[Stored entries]
※ ※ ※
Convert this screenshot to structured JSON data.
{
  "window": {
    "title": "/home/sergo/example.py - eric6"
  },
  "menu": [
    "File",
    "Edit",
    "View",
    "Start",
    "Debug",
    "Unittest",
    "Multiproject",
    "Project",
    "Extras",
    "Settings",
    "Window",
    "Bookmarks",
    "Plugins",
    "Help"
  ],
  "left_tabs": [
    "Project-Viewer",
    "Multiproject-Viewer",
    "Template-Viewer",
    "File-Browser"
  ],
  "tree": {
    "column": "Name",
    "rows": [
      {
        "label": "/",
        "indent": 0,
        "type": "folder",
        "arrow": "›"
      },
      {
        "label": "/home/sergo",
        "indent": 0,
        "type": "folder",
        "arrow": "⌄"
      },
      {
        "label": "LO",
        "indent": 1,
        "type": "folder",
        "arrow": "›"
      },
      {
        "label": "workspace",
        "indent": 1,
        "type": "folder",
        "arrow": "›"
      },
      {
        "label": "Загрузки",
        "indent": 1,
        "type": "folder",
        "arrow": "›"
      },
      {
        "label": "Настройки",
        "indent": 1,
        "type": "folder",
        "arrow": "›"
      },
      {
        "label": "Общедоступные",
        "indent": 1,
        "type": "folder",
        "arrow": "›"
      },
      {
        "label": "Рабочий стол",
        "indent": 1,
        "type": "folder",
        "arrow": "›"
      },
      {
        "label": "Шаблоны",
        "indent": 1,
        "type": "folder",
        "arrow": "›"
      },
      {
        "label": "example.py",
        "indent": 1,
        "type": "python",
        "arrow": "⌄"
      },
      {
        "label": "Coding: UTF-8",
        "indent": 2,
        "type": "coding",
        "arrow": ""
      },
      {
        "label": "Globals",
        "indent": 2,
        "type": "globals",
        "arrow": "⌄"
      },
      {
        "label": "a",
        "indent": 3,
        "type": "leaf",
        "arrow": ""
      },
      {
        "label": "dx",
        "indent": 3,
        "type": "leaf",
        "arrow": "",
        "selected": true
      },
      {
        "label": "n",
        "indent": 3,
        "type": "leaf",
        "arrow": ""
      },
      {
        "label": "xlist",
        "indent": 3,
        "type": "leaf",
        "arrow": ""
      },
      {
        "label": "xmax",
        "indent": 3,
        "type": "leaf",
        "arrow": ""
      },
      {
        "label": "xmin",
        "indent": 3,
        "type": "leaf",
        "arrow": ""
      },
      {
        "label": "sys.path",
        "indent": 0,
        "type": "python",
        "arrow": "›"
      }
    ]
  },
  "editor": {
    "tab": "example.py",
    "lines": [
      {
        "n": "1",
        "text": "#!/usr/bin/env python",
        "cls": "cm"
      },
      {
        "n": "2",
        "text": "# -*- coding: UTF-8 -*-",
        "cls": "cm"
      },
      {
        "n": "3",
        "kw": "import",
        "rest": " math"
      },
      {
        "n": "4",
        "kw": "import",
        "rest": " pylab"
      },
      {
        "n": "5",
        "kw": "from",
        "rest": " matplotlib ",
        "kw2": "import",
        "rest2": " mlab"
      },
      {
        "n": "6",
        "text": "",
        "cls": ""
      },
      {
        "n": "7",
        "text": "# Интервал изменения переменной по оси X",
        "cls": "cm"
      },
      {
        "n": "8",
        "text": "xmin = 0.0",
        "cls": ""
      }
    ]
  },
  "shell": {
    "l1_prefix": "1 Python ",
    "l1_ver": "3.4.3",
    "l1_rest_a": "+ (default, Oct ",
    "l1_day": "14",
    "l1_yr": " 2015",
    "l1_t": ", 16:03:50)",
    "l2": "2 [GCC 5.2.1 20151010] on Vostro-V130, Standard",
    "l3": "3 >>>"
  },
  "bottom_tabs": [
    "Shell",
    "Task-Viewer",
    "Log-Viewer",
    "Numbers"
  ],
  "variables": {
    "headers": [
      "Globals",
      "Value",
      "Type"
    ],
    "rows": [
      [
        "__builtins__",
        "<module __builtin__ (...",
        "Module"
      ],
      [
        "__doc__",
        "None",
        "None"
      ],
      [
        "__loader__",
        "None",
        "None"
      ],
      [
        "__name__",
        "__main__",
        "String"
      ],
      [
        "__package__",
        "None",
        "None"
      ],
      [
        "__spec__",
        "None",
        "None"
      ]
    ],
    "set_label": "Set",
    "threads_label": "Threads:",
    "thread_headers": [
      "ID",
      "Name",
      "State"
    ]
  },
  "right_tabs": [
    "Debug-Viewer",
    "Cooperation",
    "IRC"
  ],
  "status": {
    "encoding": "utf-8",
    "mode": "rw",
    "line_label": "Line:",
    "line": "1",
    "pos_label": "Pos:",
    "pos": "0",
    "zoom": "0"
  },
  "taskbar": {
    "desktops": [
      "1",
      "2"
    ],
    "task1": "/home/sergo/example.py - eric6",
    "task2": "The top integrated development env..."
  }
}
※ ※ ※
## Set problem
Look through the material above. Copy each line where the word "Viewer" appears.

## Answer to the problem
    "Project-Viewer",
    "Multiproject-Viewer",
    "Template-Viewer",
    "Task-Viewer",
    "Log-Viewer",
    "Debug-Viewer",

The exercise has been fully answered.